- _AVAILABLE RECORDS_
* * *
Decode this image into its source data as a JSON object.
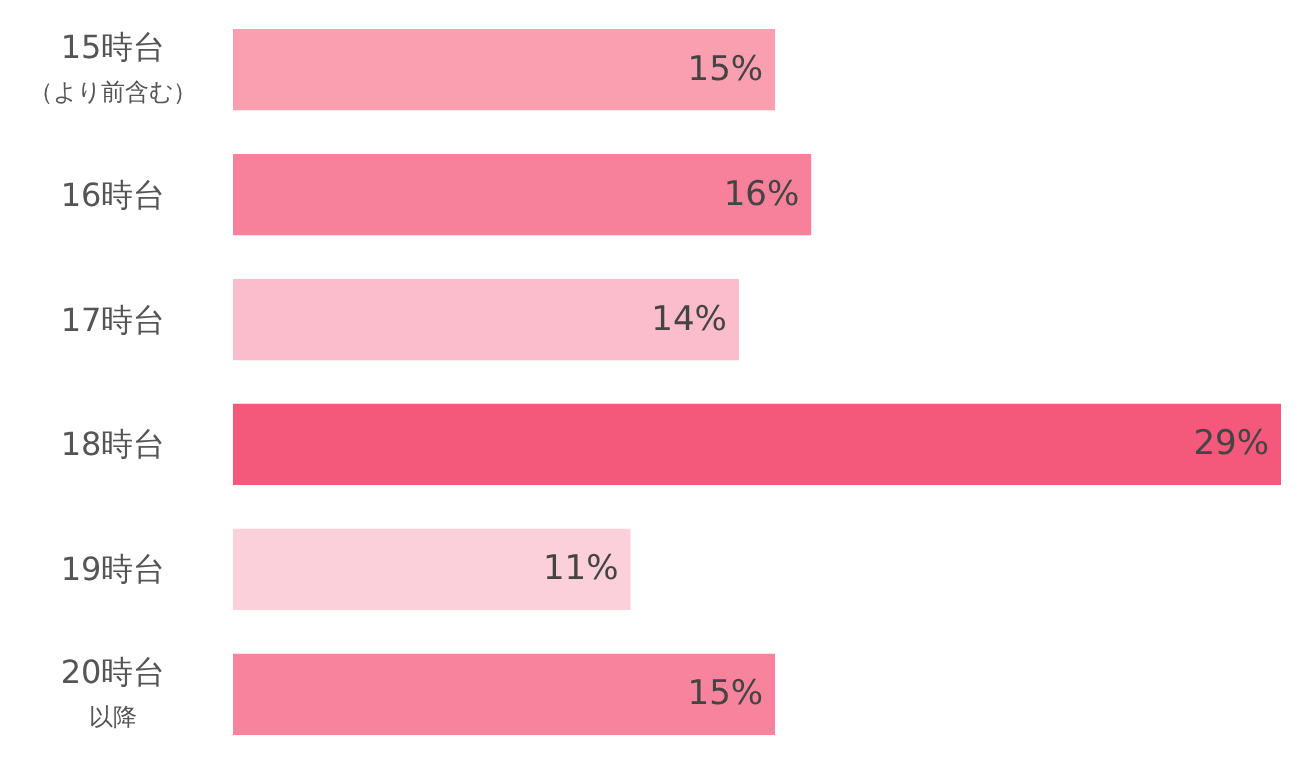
{
  "chart_data": {
    "type": "bar",
    "orientation": "horizontal",
    "categories": [
      "15時台（より前含む）",
      "16時台",
      "17時台",
      "18時台",
      "19時台",
      "20時台以降"
    ],
    "values": [
      15,
      16,
      14,
      29,
      11,
      15
    ],
    "colors": [
      "#f99fb0",
      "#f7819a",
      "#fbbccb",
      "#f4587a",
      "#fcd0da",
      "#f7849c"
    ],
    "value_labels": [
      "15%",
      "16%",
      "14%",
      "29%",
      "11%",
      "15%"
    ]
  }
}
* * *
- _THE PROBLEM_
Retype the records exactly. Any image in them should not appear in what you write.

- _SOLUTION TO THIS EXERCISE_
Decode this image into its source data as a JSON object.
{
  "chart_data": {
    "type": "bar",
    "orientation": "horizontal",
    "categories": [
      "15時台（より前含む）",
      "16時台",
      "17時台",
      "18時台",
      "19時台",
      "20時台以降"
    ],
    "values": [
      15,
      16,
      14,
      29,
      11,
      15
    ],
    "colors": [
      "#f99fb0",
      "#f7819a",
      "#fbbccb",
      "#f4587a",
      "#fcd0da",
      "#f7849c"
    ],
    "value_labels": [
      "15%",
      "16%",
      "14%",
      "29%",
      "11%",
      "15%"
    ]
  }
}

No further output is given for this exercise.